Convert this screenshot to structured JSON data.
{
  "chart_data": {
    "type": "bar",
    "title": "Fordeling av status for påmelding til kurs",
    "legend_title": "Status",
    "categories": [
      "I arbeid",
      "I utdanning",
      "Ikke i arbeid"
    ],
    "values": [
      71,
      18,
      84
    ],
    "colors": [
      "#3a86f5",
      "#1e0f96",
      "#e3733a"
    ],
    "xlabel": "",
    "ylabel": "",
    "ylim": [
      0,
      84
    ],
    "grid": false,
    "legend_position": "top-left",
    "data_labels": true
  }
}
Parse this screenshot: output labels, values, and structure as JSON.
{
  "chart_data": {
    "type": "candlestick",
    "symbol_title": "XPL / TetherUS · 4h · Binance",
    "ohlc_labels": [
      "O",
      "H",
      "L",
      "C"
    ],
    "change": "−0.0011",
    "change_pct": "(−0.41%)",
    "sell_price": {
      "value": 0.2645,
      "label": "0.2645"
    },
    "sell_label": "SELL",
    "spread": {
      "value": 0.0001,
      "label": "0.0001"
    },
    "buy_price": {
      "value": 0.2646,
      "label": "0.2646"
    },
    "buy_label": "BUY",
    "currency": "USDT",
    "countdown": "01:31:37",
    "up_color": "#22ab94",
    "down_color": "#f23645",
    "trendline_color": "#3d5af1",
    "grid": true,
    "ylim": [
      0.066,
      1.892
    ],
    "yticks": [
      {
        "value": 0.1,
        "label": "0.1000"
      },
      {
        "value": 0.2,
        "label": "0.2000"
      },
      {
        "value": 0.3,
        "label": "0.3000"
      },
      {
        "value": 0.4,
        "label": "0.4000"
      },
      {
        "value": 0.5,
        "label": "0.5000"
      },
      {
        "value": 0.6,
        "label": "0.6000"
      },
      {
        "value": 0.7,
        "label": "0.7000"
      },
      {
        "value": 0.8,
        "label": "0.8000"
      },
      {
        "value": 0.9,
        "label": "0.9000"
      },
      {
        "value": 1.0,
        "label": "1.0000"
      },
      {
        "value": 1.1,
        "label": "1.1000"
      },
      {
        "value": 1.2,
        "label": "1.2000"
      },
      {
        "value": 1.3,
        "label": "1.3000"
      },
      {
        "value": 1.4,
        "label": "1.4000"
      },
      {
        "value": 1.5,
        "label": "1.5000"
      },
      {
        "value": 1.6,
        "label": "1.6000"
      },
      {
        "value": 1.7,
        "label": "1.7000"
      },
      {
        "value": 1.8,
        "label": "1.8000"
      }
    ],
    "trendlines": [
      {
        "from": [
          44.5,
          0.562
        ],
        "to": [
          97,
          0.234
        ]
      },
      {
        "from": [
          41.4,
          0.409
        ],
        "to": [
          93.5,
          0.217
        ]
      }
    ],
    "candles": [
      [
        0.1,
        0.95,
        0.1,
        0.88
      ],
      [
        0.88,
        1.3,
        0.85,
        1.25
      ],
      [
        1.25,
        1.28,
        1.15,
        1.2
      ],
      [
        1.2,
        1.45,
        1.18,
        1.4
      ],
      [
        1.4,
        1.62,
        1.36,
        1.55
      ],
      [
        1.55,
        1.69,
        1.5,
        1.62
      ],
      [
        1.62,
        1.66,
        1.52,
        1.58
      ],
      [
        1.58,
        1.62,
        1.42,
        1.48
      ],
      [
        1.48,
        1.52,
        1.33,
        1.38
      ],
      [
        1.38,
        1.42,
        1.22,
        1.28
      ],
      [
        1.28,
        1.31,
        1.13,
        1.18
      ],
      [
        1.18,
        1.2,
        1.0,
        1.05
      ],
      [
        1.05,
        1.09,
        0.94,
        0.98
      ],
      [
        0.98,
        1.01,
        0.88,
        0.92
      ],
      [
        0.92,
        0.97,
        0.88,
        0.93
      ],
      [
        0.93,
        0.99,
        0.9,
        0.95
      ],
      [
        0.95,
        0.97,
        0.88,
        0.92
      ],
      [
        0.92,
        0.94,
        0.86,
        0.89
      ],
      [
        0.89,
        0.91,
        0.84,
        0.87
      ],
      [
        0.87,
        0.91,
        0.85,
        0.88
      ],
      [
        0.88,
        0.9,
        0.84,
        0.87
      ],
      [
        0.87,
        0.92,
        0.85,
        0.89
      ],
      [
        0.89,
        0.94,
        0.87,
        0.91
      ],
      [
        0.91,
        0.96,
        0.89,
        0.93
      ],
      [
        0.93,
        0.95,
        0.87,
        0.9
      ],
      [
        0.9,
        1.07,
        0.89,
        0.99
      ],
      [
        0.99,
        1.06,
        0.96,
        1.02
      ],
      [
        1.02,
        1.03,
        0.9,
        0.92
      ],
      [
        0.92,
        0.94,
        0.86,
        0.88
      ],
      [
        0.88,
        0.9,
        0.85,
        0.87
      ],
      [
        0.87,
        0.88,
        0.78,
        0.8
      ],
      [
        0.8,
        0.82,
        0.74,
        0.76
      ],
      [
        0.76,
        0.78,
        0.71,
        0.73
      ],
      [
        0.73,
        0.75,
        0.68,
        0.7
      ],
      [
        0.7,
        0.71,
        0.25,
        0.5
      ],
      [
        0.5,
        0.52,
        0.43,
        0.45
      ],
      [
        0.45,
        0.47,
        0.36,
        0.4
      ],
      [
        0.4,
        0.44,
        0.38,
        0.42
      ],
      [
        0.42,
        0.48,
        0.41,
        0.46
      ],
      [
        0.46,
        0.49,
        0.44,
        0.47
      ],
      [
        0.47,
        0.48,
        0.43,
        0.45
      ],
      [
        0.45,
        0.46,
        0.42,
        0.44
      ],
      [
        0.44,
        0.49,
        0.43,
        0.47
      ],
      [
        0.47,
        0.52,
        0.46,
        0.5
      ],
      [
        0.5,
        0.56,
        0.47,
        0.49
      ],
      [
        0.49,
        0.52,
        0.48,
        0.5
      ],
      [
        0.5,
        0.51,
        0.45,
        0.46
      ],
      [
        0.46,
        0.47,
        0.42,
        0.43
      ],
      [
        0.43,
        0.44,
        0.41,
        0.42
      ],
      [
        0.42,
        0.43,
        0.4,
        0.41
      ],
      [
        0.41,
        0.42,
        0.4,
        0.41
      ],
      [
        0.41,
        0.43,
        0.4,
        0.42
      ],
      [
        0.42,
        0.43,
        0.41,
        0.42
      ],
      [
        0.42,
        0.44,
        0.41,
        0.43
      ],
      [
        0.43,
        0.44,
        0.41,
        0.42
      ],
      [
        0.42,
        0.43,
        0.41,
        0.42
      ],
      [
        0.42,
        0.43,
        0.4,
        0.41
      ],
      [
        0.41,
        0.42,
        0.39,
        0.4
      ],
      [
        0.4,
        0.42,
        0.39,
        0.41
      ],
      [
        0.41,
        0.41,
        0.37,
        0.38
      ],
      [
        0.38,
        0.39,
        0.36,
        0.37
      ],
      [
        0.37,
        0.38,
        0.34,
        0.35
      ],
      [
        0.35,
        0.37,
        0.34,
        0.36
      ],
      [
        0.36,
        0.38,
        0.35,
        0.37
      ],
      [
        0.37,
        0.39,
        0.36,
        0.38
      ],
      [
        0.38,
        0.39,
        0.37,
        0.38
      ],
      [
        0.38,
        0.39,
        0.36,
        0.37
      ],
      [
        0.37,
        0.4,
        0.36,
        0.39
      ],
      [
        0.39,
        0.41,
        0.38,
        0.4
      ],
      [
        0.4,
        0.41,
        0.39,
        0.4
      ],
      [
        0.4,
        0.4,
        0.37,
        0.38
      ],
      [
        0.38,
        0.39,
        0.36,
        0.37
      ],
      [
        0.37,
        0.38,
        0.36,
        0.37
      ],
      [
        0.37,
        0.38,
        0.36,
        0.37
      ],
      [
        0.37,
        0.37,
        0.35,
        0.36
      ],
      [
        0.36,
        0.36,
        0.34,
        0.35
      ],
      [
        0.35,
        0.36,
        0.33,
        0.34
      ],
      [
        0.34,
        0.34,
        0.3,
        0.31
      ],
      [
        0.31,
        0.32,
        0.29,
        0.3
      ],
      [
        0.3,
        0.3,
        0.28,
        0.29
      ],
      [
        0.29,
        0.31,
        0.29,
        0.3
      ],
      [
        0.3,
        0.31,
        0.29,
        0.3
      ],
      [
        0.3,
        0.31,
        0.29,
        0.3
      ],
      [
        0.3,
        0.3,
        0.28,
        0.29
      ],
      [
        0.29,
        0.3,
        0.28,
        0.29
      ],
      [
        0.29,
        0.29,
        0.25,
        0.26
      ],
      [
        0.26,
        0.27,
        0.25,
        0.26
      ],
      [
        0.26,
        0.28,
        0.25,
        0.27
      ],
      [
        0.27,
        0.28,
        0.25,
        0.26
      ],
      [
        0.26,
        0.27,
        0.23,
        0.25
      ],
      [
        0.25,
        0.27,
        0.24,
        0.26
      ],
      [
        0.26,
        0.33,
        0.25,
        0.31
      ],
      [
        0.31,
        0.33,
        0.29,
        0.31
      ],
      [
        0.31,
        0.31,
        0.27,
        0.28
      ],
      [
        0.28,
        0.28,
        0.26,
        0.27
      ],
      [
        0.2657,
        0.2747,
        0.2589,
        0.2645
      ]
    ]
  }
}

------------------------------------------------------------

--- Task statement ---
Which lines contain "screenshot"? Copy each of them out.

--- Complete output ---
Convert this screenshot to structured JSON data.
Parse this screenshot: output labels, values, and structure as JSON.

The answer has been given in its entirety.